Figure dataset records
####################

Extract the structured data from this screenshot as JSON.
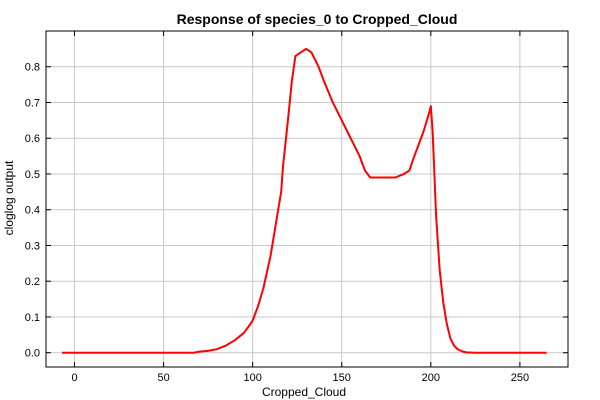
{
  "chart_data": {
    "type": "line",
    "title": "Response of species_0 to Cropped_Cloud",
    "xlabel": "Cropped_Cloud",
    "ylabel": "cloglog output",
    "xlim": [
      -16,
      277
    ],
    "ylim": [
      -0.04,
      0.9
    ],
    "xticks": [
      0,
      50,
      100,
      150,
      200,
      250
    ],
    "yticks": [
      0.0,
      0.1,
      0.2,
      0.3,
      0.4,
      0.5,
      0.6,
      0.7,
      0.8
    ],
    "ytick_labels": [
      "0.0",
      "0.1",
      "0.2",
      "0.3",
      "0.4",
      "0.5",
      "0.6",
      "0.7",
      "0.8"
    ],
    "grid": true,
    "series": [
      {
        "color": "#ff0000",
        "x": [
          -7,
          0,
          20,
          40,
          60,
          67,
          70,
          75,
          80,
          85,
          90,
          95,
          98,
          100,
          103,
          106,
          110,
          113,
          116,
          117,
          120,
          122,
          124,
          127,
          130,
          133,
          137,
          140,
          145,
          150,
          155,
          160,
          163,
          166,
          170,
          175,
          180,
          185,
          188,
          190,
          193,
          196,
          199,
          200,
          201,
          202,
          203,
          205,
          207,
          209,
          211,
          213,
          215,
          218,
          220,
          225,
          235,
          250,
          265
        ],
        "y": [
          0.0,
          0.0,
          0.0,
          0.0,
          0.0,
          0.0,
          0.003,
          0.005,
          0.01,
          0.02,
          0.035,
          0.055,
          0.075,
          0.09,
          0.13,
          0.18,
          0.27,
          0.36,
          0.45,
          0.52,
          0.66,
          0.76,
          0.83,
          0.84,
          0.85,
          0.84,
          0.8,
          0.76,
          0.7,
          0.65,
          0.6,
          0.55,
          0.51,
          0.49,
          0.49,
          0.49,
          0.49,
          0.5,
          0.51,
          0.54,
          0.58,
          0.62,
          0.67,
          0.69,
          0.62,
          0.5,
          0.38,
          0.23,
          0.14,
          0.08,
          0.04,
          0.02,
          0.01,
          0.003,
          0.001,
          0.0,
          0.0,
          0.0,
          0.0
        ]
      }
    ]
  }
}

####################

_Problem details_:
In the copy, include all records verbatim but no images.

_Completed exercise_:
Extract the structured data from this screenshot as JSON.
{
  "chart_data": {
    "type": "line",
    "title": "Response of species_0 to Cropped_Cloud",
    "xlabel": "Cropped_Cloud",
    "ylabel": "cloglog output",
    "xlim": [
      -16,
      277
    ],
    "ylim": [
      -0.04,
      0.9
    ],
    "xticks": [
      0,
      50,
      100,
      150,
      200,
      250
    ],
    "yticks": [
      0.0,
      0.1,
      0.2,
      0.3,
      0.4,
      0.5,
      0.6,
      0.7,
      0.8
    ],
    "ytick_labels": [
      "0.0",
      "0.1",
      "0.2",
      "0.3",
      "0.4",
      "0.5",
      "0.6",
      "0.7",
      "0.8"
    ],
    "grid": true,
    "series": [
      {
        "color": "#ff0000",
        "x": [
          -7,
          0,
          20,
          40,
          60,
          67,
          70,
          75,
          80,
          85,
          90,
          95,
          98,
          100,
          103,
          106,
          110,
          113,
          116,
          117,
          120,
          122,
          124,
          127,
          130,
          133,
          137,
          140,
          145,
          150,
          155,
          160,
          163,
          166,
          170,
          175,
          180,
          185,
          188,
          190,
          193,
          196,
          199,
          200,
          201,
          202,
          203,
          205,
          207,
          209,
          211,
          213,
          215,
          218,
          220,
          225,
          235,
          250,
          265
        ],
        "y": [
          0.0,
          0.0,
          0.0,
          0.0,
          0.0,
          0.0,
          0.003,
          0.005,
          0.01,
          0.02,
          0.035,
          0.055,
          0.075,
          0.09,
          0.13,
          0.18,
          0.27,
          0.36,
          0.45,
          0.52,
          0.66,
          0.76,
          0.83,
          0.84,
          0.85,
          0.84,
          0.8,
          0.76,
          0.7,
          0.65,
          0.6,
          0.55,
          0.51,
          0.49,
          0.49,
          0.49,
          0.49,
          0.5,
          0.51,
          0.54,
          0.58,
          0.62,
          0.67,
          0.69,
          0.62,
          0.5,
          0.38,
          0.23,
          0.14,
          0.08,
          0.04,
          0.02,
          0.01,
          0.003,
          0.001,
          0.0,
          0.0,
          0.0,
          0.0
        ]
      }
    ]
  }
}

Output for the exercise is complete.